Starting at the first row of the data and ending with the row that contains "step-description-line: in an easy-to- bbox=[680, 382, 900, 401]", give every row as a numbered list, skipping any blank lines.
— BEGIN Provided information —
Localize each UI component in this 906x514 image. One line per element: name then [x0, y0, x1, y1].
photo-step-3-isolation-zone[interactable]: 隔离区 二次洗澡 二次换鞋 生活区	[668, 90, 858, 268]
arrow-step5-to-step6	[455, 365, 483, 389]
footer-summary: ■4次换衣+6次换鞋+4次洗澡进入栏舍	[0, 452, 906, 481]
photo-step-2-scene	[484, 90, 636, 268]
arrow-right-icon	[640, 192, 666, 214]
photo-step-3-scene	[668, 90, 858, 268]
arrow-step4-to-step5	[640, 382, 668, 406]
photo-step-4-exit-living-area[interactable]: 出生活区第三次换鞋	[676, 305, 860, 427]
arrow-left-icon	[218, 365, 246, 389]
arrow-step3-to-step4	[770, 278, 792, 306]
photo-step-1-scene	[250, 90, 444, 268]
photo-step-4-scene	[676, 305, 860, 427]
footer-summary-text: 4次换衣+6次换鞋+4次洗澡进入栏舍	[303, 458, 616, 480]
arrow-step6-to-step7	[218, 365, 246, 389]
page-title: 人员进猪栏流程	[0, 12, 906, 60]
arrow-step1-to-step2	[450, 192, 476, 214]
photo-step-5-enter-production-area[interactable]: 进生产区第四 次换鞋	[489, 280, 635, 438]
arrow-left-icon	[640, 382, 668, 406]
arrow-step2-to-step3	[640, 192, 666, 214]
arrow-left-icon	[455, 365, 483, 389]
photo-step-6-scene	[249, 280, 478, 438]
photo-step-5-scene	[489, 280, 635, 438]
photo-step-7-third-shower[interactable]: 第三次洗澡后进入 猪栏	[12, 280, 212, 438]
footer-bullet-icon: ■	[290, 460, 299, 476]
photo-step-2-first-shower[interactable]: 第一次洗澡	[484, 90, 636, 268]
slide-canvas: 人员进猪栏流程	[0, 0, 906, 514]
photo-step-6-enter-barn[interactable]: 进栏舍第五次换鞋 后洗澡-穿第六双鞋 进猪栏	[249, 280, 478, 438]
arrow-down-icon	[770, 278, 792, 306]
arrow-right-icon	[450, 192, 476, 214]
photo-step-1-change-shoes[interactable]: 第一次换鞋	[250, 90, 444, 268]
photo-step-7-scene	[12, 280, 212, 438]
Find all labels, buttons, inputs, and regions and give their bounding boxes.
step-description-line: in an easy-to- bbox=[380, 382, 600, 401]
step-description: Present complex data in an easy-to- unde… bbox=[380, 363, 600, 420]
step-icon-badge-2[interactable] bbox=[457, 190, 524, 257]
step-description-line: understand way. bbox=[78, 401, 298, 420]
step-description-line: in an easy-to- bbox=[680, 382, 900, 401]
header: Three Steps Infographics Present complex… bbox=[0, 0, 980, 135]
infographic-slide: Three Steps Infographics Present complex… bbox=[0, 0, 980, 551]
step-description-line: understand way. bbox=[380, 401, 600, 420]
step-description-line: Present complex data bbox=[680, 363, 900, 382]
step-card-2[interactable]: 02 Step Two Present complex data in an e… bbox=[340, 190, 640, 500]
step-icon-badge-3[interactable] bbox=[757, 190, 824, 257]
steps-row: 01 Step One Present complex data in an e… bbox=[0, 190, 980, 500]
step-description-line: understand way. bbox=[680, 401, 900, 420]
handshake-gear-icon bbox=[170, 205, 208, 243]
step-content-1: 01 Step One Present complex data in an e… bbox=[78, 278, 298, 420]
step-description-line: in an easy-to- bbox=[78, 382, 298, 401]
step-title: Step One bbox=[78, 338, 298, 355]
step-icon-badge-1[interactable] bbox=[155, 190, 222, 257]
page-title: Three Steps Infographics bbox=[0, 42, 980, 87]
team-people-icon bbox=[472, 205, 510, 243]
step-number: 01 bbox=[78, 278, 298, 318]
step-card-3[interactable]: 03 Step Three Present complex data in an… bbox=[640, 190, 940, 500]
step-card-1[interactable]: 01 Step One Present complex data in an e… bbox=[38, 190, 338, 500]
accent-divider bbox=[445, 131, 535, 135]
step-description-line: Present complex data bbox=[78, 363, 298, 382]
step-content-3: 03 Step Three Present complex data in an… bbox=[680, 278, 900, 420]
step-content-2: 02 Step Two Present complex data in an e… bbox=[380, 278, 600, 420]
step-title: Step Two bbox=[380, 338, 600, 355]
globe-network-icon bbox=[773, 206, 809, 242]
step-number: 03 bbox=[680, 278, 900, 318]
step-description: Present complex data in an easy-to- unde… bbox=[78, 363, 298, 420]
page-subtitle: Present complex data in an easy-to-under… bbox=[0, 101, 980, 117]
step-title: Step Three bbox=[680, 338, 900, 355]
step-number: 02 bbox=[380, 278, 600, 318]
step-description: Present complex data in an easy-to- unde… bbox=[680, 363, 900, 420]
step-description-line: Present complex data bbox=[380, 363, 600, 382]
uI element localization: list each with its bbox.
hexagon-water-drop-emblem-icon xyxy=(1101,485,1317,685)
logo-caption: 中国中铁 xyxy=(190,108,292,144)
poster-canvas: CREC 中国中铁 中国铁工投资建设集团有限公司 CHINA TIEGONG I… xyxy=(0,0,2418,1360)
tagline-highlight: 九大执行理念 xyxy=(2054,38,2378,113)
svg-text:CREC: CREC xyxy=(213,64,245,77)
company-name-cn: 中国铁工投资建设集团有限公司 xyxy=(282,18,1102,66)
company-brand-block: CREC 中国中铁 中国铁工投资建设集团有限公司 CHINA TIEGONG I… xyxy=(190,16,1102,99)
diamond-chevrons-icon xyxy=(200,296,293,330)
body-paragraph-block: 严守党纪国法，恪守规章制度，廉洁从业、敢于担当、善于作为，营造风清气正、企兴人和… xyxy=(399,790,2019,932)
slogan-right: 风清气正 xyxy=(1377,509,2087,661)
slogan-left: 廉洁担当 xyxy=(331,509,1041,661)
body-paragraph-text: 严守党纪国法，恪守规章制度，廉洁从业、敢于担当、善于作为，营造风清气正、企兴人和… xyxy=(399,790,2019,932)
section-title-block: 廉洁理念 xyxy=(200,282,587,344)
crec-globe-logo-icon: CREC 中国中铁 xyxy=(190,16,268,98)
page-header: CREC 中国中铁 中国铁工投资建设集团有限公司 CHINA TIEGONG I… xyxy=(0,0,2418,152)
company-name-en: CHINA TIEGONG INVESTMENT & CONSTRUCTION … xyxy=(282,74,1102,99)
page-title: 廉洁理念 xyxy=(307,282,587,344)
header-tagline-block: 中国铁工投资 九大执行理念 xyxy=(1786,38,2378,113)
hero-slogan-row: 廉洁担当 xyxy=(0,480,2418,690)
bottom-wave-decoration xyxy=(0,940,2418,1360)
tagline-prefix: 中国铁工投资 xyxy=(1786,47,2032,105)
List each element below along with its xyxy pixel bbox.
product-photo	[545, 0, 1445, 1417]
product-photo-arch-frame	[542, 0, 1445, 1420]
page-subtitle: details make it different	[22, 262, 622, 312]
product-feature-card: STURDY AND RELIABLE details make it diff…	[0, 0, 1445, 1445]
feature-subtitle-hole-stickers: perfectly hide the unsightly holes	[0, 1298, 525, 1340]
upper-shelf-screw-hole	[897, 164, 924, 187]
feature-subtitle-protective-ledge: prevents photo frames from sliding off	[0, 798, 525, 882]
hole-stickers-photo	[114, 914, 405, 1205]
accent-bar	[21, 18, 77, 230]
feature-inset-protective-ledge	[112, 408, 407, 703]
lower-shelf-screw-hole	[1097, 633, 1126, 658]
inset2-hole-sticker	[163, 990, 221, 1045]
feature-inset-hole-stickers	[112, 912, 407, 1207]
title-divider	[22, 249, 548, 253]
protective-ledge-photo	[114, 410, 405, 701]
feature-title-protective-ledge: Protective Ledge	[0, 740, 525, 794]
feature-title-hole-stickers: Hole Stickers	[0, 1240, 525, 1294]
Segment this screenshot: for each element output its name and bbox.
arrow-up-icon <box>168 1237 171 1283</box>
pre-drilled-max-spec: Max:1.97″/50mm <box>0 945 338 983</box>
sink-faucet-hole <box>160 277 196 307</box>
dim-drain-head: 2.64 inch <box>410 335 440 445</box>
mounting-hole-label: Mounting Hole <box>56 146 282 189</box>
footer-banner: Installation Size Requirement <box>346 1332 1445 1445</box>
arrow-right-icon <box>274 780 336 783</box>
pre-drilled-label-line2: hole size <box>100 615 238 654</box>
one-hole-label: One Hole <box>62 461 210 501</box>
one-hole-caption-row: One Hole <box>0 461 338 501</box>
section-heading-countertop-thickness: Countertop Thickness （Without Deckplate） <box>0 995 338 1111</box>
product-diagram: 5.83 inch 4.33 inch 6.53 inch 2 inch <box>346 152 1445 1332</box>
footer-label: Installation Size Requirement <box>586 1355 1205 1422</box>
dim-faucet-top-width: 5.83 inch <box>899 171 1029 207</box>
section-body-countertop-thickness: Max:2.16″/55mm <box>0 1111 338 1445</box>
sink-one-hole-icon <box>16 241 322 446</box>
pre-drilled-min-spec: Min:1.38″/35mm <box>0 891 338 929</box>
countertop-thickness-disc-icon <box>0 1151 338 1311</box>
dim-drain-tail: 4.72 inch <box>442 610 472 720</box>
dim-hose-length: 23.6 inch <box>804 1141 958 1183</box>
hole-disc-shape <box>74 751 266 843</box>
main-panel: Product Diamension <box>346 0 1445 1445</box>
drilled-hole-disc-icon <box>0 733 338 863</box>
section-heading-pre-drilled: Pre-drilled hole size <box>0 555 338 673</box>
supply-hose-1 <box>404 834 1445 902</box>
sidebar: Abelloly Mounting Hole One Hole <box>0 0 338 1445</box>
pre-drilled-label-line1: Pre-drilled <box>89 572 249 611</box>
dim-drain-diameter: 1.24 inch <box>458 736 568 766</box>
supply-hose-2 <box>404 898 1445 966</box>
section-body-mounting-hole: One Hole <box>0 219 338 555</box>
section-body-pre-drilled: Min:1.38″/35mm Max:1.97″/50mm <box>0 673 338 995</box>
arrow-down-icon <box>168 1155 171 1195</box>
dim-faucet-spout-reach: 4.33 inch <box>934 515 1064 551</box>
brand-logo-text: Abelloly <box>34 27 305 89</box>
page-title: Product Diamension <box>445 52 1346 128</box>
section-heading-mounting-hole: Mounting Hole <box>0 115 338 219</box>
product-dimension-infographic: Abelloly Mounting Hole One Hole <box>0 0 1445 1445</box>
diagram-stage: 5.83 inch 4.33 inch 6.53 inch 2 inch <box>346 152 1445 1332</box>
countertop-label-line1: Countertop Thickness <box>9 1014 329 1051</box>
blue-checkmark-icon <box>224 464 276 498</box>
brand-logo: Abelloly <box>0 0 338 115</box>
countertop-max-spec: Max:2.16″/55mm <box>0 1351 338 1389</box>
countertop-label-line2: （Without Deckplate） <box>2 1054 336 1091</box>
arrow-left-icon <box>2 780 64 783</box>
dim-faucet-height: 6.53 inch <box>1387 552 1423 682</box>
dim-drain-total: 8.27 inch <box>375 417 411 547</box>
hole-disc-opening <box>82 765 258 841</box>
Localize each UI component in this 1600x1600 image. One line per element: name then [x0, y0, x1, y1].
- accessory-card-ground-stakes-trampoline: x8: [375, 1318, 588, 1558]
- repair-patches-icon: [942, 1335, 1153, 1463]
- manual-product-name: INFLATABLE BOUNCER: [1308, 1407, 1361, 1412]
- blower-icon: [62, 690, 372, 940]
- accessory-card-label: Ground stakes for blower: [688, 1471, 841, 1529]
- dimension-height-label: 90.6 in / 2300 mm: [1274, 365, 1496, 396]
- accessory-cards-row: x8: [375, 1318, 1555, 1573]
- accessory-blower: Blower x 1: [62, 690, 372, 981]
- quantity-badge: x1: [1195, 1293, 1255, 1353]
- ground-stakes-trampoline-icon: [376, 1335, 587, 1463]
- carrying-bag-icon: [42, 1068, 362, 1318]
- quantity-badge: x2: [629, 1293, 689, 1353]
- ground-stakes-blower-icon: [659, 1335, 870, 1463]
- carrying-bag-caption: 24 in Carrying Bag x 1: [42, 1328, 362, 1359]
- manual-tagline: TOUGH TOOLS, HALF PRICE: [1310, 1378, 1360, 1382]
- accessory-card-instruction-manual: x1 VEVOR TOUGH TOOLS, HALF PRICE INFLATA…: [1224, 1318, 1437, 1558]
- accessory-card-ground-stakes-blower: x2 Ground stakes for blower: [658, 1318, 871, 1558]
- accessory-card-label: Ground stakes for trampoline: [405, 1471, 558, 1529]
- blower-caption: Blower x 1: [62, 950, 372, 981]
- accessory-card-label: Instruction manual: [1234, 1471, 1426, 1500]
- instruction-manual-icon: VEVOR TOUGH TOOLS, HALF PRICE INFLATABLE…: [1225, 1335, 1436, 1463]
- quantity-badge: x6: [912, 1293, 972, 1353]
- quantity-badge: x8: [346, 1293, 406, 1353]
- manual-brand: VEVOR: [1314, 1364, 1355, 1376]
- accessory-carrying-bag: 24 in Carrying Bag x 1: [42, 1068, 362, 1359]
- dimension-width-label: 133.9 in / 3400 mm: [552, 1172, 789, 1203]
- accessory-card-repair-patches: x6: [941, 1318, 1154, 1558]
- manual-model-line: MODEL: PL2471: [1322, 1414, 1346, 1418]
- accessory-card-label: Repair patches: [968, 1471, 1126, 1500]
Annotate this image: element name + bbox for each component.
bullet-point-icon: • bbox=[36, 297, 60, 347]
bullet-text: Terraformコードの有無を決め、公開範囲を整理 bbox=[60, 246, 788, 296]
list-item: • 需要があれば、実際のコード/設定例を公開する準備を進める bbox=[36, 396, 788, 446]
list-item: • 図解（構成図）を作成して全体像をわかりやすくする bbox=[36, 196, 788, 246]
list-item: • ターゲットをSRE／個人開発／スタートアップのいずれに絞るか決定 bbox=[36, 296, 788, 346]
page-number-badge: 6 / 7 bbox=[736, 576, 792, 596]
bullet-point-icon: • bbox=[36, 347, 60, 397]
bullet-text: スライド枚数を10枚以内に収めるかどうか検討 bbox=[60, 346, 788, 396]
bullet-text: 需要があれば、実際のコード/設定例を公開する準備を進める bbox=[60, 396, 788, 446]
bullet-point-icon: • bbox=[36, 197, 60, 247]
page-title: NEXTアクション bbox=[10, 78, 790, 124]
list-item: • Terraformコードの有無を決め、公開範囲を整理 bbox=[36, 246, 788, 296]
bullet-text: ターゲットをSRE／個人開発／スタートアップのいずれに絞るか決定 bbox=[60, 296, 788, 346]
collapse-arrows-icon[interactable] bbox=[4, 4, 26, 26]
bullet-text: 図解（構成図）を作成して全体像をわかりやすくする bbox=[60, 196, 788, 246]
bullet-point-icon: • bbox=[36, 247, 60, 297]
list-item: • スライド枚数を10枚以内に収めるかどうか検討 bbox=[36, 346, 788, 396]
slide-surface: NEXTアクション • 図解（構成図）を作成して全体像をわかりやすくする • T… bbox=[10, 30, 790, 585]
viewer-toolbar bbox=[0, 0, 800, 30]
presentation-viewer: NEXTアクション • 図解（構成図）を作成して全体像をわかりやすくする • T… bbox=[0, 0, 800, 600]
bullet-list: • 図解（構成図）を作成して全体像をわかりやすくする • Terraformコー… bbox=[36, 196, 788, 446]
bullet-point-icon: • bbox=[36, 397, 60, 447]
— END Provided information —
**Answer to the problem**
1. Localize each UI component in this 906x514 image. One line per element: name then [x0, y0, x1, y1].
2. photo-step-3-isolation-zone[interactable]: 隔离区 二次洗澡 二次换鞋 生活区	[668, 90, 858, 268]
3. arrow-step5-to-step6	[455, 365, 483, 389]
4. footer-summary: ■4次换衣+6次换鞋+4次洗澡进入栏舍	[0, 452, 906, 481]
5. photo-step-2-scene	[484, 90, 636, 268]
6. arrow-right-icon	[640, 192, 666, 214]
7. photo-step-3-scene	[668, 90, 858, 268]
8. arrow-step4-to-step5	[640, 382, 668, 406]
9. photo-step-4-exit-living-area[interactable]: 出生活区第三次换鞋	[676, 305, 860, 427]
10. arrow-left-icon	[218, 365, 246, 389]
11. arrow-step3-to-step4	[770, 278, 792, 306]
12. photo-step-1-scene	[250, 90, 444, 268]
13. photo-step-4-scene	[676, 305, 860, 427]
14. footer-summary-text: 4次换衣+6次换鞋+4次洗澡进入栏舍	[303, 458, 616, 480]
15. arrow-step6-to-step7	[218, 365, 246, 389]
16. page-title: 人员进猪栏流程	[0, 12, 906, 60]
17. arrow-step1-to-step2	[450, 192, 476, 214]
18. photo-step-5-enter-production-area[interactable]: 进生产区第四 次换鞋	[489, 280, 635, 438]
19. arrow-left-icon	[640, 382, 668, 406]
20. arrow-step2-to-step3	[640, 192, 666, 214]
21. arrow-left-icon	[455, 365, 483, 389]
22. photo-step-6-scene	[249, 280, 478, 438]
23. photo-step-5-scene	[489, 280, 635, 438]
24. photo-step-7-third-shower[interactable]: 第三次洗澡后进入 猪栏	[12, 280, 212, 438]
25. footer-bullet-icon: ■	[290, 460, 299, 476]
26. photo-step-2-first-shower[interactable]: 第一次洗澡	[484, 90, 636, 268]
27. slide-canvas: 人员进猪栏流程	[0, 0, 906, 514]
28. photo-step-6-enter-barn[interactable]: 进栏舍第五次换鞋 后洗澡-穿第六双鞋 进猪栏	[249, 280, 478, 438]
29. arrow-down-icon	[770, 278, 792, 306]
30. arrow-right-icon	[450, 192, 476, 214]
31. photo-step-1-change-shoes[interactable]: 第一次换鞋	[250, 90, 444, 268]
32. photo-step-7-scene	[12, 280, 212, 438]
33. Find all labels, buttons, inputs, and regions and give their bounding boxes.
34. step-description-line: in an easy-to- bbox=[380, 382, 600, 401]
35. step-description: Present complex data in an easy-to- unde… bbox=[380, 363, 600, 420]
36. step-icon-badge-2[interactable] bbox=[457, 190, 524, 257]
37. step-description-line: understand way. bbox=[78, 401, 298, 420]
38. step-description-line: in an easy-to- bbox=[680, 382, 900, 401]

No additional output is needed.